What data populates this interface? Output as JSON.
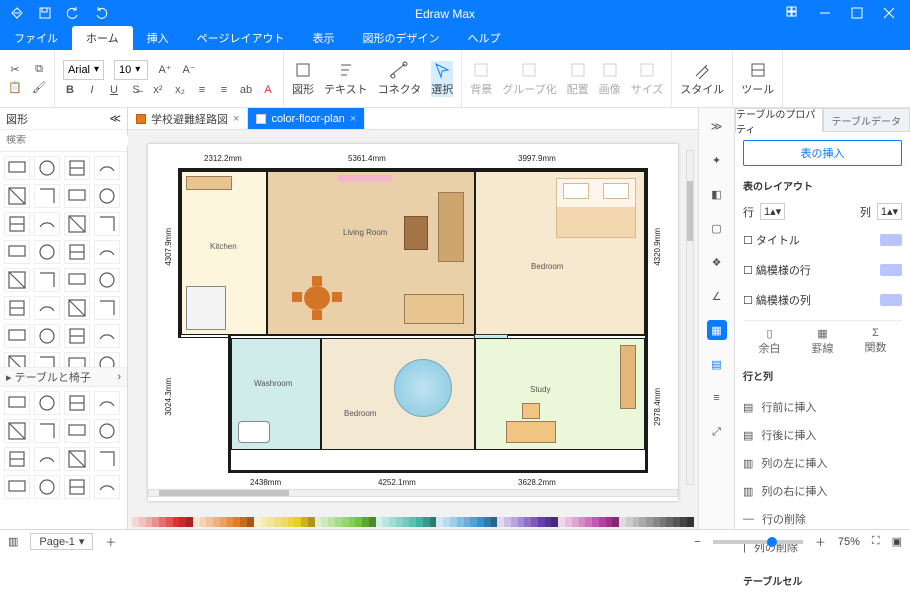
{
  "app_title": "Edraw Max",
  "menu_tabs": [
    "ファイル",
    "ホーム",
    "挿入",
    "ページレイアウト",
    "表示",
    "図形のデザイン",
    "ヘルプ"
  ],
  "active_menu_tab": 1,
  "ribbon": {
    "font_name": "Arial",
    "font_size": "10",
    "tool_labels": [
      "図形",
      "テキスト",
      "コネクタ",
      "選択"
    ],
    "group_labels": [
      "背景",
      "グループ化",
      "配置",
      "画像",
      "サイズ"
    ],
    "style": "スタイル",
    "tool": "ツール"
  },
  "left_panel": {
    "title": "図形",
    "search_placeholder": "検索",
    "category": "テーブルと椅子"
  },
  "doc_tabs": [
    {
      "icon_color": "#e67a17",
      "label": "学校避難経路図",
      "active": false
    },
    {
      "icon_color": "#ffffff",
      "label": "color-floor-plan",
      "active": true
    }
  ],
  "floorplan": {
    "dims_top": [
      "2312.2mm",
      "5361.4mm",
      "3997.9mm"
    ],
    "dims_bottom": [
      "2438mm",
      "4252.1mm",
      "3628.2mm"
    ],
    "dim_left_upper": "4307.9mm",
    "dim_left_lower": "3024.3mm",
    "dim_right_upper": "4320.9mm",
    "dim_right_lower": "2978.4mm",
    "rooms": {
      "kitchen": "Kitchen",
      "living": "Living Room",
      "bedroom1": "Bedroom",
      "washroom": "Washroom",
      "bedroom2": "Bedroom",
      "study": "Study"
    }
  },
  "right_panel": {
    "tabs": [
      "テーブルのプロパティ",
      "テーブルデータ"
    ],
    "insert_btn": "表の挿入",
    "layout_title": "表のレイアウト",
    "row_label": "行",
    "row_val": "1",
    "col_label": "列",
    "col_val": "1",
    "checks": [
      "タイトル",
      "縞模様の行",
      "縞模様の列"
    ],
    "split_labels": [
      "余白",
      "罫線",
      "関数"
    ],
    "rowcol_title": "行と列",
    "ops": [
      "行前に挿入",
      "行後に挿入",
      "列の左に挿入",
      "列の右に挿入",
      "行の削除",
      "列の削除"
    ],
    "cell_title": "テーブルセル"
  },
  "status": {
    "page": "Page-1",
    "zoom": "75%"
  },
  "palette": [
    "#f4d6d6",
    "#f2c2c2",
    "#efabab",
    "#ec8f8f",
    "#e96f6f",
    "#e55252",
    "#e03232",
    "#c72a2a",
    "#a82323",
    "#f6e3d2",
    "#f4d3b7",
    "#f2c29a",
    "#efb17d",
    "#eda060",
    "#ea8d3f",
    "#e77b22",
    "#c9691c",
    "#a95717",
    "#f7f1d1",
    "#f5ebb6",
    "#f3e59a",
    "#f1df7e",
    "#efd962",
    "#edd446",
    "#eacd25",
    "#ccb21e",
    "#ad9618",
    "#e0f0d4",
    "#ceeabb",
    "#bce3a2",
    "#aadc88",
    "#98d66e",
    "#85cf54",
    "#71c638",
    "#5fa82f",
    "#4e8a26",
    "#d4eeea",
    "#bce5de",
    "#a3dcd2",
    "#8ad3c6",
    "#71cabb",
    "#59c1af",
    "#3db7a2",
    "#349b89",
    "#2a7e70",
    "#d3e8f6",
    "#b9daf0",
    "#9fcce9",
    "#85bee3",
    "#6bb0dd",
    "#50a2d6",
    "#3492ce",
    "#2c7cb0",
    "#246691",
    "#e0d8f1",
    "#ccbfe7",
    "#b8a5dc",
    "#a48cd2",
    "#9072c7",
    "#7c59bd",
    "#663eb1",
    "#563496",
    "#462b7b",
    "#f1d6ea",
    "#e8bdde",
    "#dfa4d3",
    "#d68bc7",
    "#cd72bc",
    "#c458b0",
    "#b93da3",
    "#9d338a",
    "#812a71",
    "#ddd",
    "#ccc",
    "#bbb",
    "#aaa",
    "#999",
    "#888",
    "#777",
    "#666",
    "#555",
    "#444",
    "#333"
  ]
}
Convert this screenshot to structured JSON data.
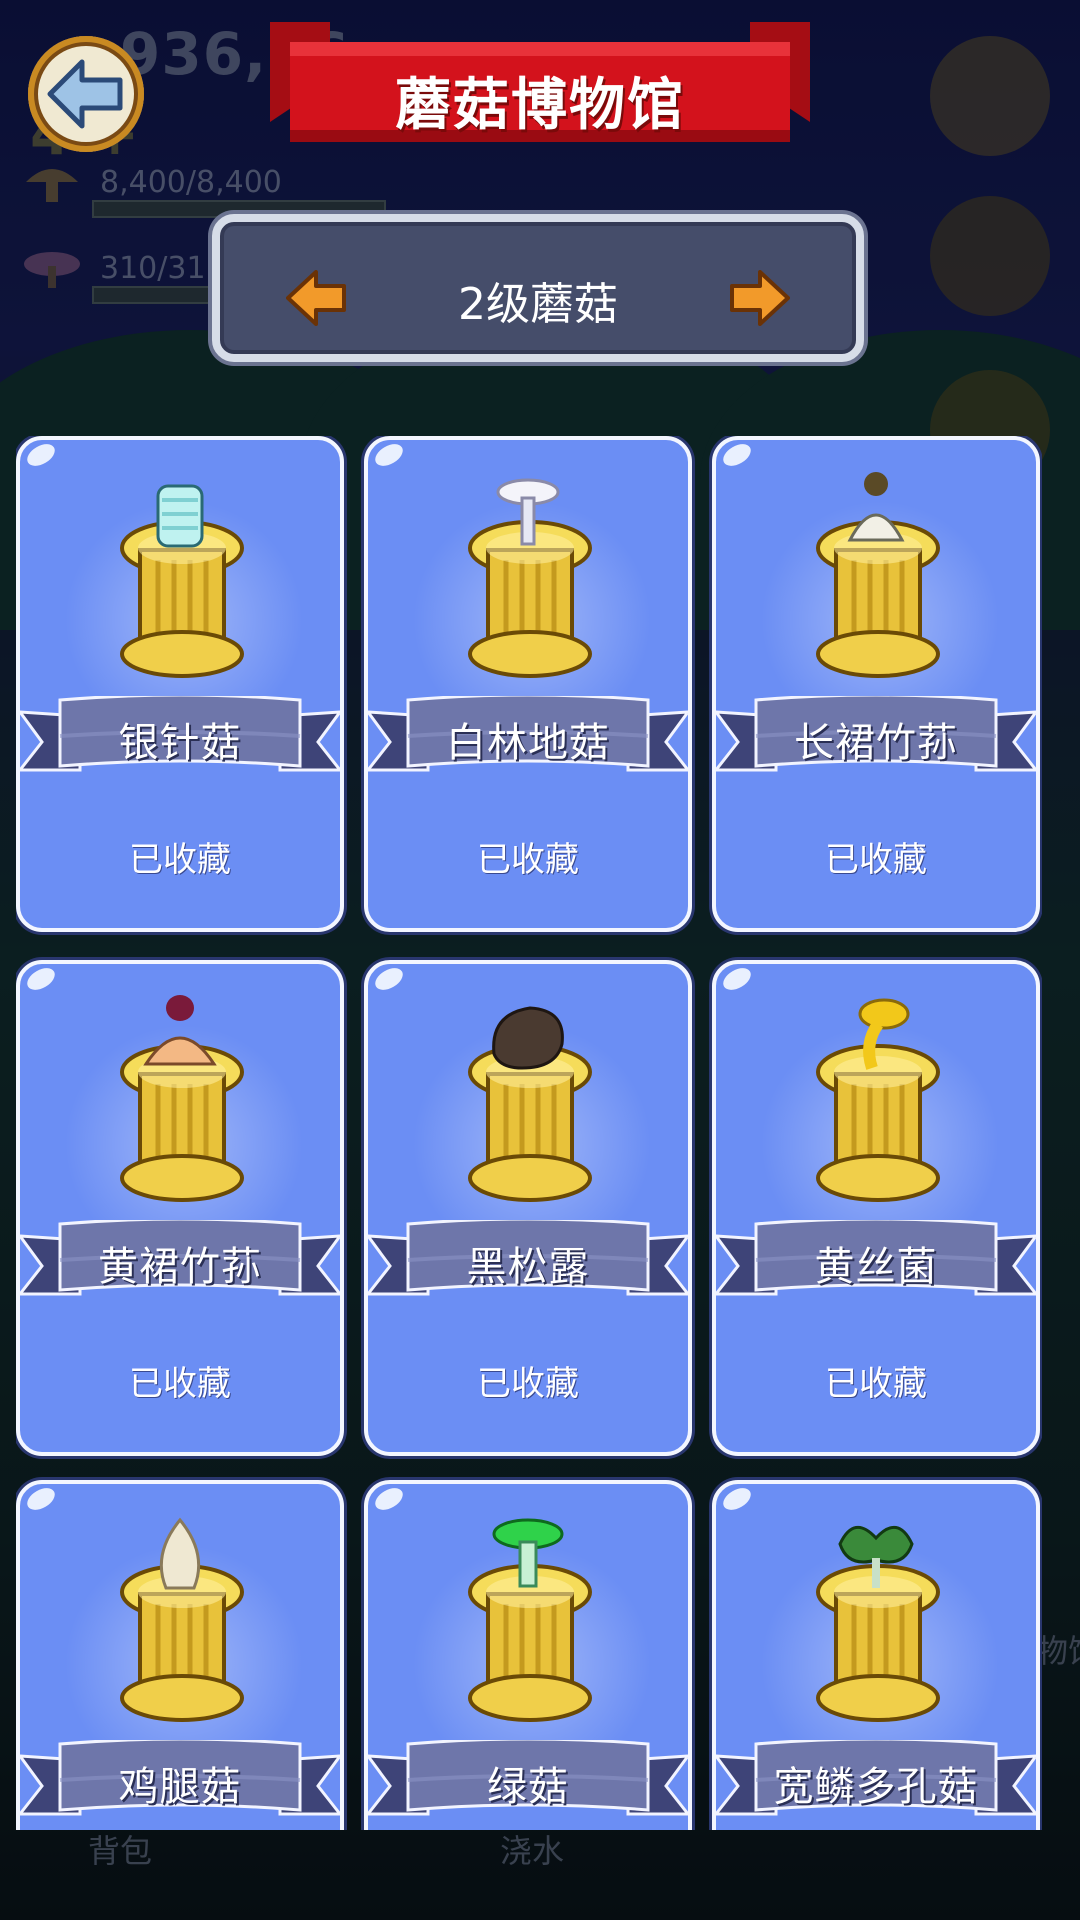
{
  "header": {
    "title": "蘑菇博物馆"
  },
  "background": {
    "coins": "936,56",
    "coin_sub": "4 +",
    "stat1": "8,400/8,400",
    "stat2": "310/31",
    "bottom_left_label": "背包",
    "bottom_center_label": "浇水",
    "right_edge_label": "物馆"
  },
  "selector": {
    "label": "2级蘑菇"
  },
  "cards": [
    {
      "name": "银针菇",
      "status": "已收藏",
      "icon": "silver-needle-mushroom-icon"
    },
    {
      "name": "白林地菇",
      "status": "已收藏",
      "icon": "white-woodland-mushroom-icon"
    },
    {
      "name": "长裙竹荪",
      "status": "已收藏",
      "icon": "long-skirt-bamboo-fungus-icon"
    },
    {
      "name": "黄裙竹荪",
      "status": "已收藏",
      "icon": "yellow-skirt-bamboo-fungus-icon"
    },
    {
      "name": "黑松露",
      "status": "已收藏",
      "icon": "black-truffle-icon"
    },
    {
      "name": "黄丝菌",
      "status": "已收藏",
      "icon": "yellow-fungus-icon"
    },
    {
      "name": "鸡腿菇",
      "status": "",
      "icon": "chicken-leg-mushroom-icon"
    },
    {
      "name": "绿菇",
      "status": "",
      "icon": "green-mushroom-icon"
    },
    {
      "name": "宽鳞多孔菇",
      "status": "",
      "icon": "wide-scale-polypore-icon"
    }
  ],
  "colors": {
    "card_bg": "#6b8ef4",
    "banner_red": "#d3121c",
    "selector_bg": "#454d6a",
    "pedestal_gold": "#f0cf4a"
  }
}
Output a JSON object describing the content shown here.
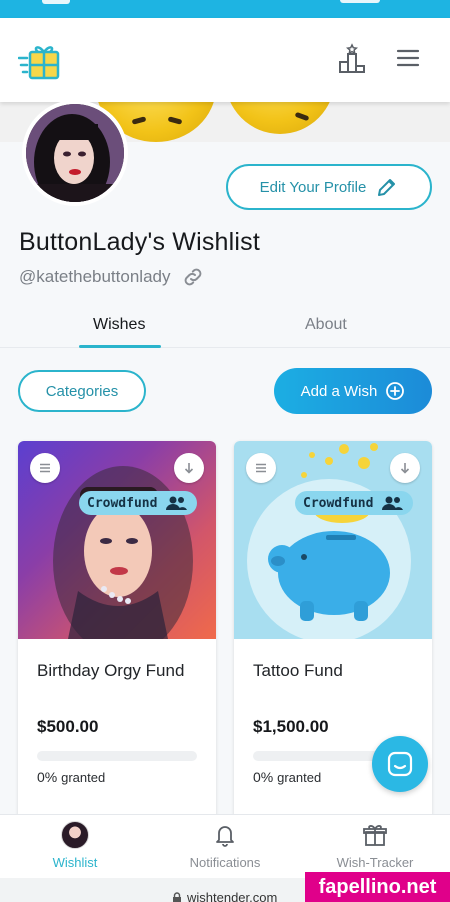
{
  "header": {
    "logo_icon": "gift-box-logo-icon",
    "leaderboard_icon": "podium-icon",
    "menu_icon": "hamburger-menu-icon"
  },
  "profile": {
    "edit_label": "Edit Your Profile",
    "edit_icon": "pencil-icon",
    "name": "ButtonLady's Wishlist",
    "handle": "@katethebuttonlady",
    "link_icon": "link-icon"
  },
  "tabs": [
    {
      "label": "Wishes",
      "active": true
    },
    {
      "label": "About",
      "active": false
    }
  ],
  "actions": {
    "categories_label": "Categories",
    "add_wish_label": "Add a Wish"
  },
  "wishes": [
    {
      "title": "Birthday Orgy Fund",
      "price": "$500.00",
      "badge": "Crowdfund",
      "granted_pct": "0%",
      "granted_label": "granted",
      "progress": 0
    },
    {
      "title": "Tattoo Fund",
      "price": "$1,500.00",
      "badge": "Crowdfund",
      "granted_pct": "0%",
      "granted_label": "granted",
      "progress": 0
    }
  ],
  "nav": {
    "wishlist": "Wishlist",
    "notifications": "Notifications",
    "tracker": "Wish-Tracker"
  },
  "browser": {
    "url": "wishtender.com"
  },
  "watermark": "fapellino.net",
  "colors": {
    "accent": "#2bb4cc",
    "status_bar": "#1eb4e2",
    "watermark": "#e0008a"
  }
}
********
Problem description ▸ Repeat the records above exactly, leaving out any pictures they contain.

Written solution ▸
What data populates this interface? Output as JSON.
{
  "app_title": "Edraw Max",
  "menu_tabs": [
    "ファイル",
    "ホーム",
    "挿入",
    "ページレイアウト",
    "表示",
    "図形のデザイン",
    "ヘルプ"
  ],
  "active_menu_tab": 1,
  "ribbon": {
    "font_name": "Arial",
    "font_size": "10",
    "tool_labels": [
      "図形",
      "テキスト",
      "コネクタ",
      "選択"
    ],
    "group_labels": [
      "背景",
      "グループ化",
      "配置",
      "画像",
      "サイズ"
    ],
    "style": "スタイル",
    "tool": "ツール"
  },
  "left_panel": {
    "title": "図形",
    "search_placeholder": "検索",
    "category": "テーブルと椅子"
  },
  "doc_tabs": [
    {
      "icon_color": "#e67a17",
      "label": "学校避難経路図",
      "active": false
    },
    {
      "icon_color": "#ffffff",
      "label": "color-floor-plan",
      "active": true
    }
  ],
  "floorplan": {
    "dims_top": [
      "2312.2mm",
      "5361.4mm",
      "3997.9mm"
    ],
    "dims_bottom": [
      "2438mm",
      "4252.1mm",
      "3628.2mm"
    ],
    "dim_left_upper": "4307.9mm",
    "dim_left_lower": "3024.3mm",
    "dim_right_upper": "4320.9mm",
    "dim_right_lower": "2978.4mm",
    "rooms": {
      "kitchen": "Kitchen",
      "living": "Living Room",
      "bedroom1": "Bedroom",
      "washroom": "Washroom",
      "bedroom2": "Bedroom",
      "study": "Study"
    }
  },
  "right_panel": {
    "tabs": [
      "テーブルのプロパティ",
      "テーブルデータ"
    ],
    "insert_btn": "表の挿入",
    "layout_title": "表のレイアウト",
    "row_label": "行",
    "row_val": "1",
    "col_label": "列",
    "col_val": "1",
    "checks": [
      "タイトル",
      "縞模様の行",
      "縞模様の列"
    ],
    "split_labels": [
      "余白",
      "罫線",
      "関数"
    ],
    "rowcol_title": "行と列",
    "ops": [
      "行前に挿入",
      "行後に挿入",
      "列の左に挿入",
      "列の右に挿入",
      "行の削除",
      "列の削除"
    ],
    "cell_title": "テーブルセル"
  },
  "status": {
    "page": "Page-1",
    "zoom": "75%"
  },
  "palette": [
    "#f4d6d6",
    "#f2c2c2",
    "#efabab",
    "#ec8f8f",
    "#e96f6f",
    "#e55252",
    "#e03232",
    "#c72a2a",
    "#a82323",
    "#f6e3d2",
    "#f4d3b7",
    "#f2c29a",
    "#efb17d",
    "#eda060",
    "#ea8d3f",
    "#e77b22",
    "#c9691c",
    "#a95717",
    "#f7f1d1",
    "#f5ebb6",
    "#f3e59a",
    "#f1df7e",
    "#efd962",
    "#edd446",
    "#eacd25",
    "#ccb21e",
    "#ad9618",
    "#e0f0d4",
    "#ceeabb",
    "#bce3a2",
    "#aadc88",
    "#98d66e",
    "#85cf54",
    "#71c638",
    "#5fa82f",
    "#4e8a26",
    "#d4eeea",
    "#bce5de",
    "#a3dcd2",
    "#8ad3c6",
    "#71cabb",
    "#59c1af",
    "#3db7a2",
    "#349b89",
    "#2a7e70",
    "#d3e8f6",
    "#b9daf0",
    "#9fcce9",
    "#85bee3",
    "#6bb0dd",
    "#50a2d6",
    "#3492ce",
    "#2c7cb0",
    "#246691",
    "#e0d8f1",
    "#ccbfe7",
    "#b8a5dc",
    "#a48cd2",
    "#9072c7",
    "#7c59bd",
    "#663eb1",
    "#563496",
    "#462b7b",
    "#f1d6ea",
    "#e8bdde",
    "#dfa4d3",
    "#d68bc7",
    "#cd72bc",
    "#c458b0",
    "#b93da3",
    "#9d338a",
    "#812a71",
    "#ddd",
    "#ccc",
    "#bbb",
    "#aaa",
    "#999",
    "#888",
    "#777",
    "#666",
    "#555",
    "#444",
    "#333"
  ]
}
Convert this screenshot to structured JSON data.
{
  "header": {
    "title": "蘑菇博物馆"
  },
  "background": {
    "coins": "936,56",
    "coin_sub": "4 +",
    "stat1": "8,400/8,400",
    "stat2": "310/31",
    "bottom_left_label": "背包",
    "bottom_center_label": "浇水",
    "right_edge_label": "物馆"
  },
  "selector": {
    "label": "2级蘑菇"
  },
  "cards": [
    {
      "name": "银针菇",
      "status": "已收藏",
      "icon": "silver-needle-mushroom-icon"
    },
    {
      "name": "白林地菇",
      "status": "已收藏",
      "icon": "white-woodland-mushroom-icon"
    },
    {
      "name": "长裙竹荪",
      "status": "已收藏",
      "icon": "long-skirt-bamboo-fungus-icon"
    },
    {
      "name": "黄裙竹荪",
      "status": "已收藏",
      "icon": "yellow-skirt-bamboo-fungus-icon"
    },
    {
      "name": "黑松露",
      "status": "已收藏",
      "icon": "black-truffle-icon"
    },
    {
      "name": "黄丝菌",
      "status": "已收藏",
      "icon": "yellow-fungus-icon"
    },
    {
      "name": "鸡腿菇",
      "status": "",
      "icon": "chicken-leg-mushroom-icon"
    },
    {
      "name": "绿菇",
      "status": "",
      "icon": "green-mushroom-icon"
    },
    {
      "name": "宽鳞多孔菇",
      "status": "",
      "icon": "wide-scale-polypore-icon"
    }
  ],
  "colors": {
    "card_bg": "#6b8ef4",
    "banner_red": "#d3121c",
    "selector_bg": "#454d6a",
    "pedestal_gold": "#f0cf4a"
  }
}
Output a JSON object describing the content shown here.
{
  "header": {
    "logo_icon": "gift-box-logo-icon",
    "leaderboard_icon": "podium-icon",
    "menu_icon": "hamburger-menu-icon"
  },
  "profile": {
    "edit_label": "Edit Your Profile",
    "edit_icon": "pencil-icon",
    "name": "ButtonLady's Wishlist",
    "handle": "@katethebuttonlady",
    "link_icon": "link-icon"
  },
  "tabs": [
    {
      "label": "Wishes",
      "active": true
    },
    {
      "label": "About",
      "active": false
    }
  ],
  "actions": {
    "categories_label": "Categories",
    "add_wish_label": "Add a Wish"
  },
  "wishes": [
    {
      "title": "Birthday Orgy Fund",
      "price": "$500.00",
      "badge": "Crowdfund",
      "granted_pct": "0%",
      "granted_label": "granted",
      "progress": 0
    },
    {
      "title": "Tattoo Fund",
      "price": "$1,500.00",
      "badge": "Crowdfund",
      "granted_pct": "0%",
      "granted_label": "granted",
      "progress": 0
    }
  ],
  "nav": {
    "wishlist": "Wishlist",
    "notifications": "Notifications",
    "tracker": "Wish-Tracker"
  },
  "browser": {
    "url": "wishtender.com"
  },
  "watermark": "fapellino.net",
  "colors": {
    "accent": "#2bb4cc",
    "status_bar": "#1eb4e2",
    "watermark": "#e0008a"
  }
}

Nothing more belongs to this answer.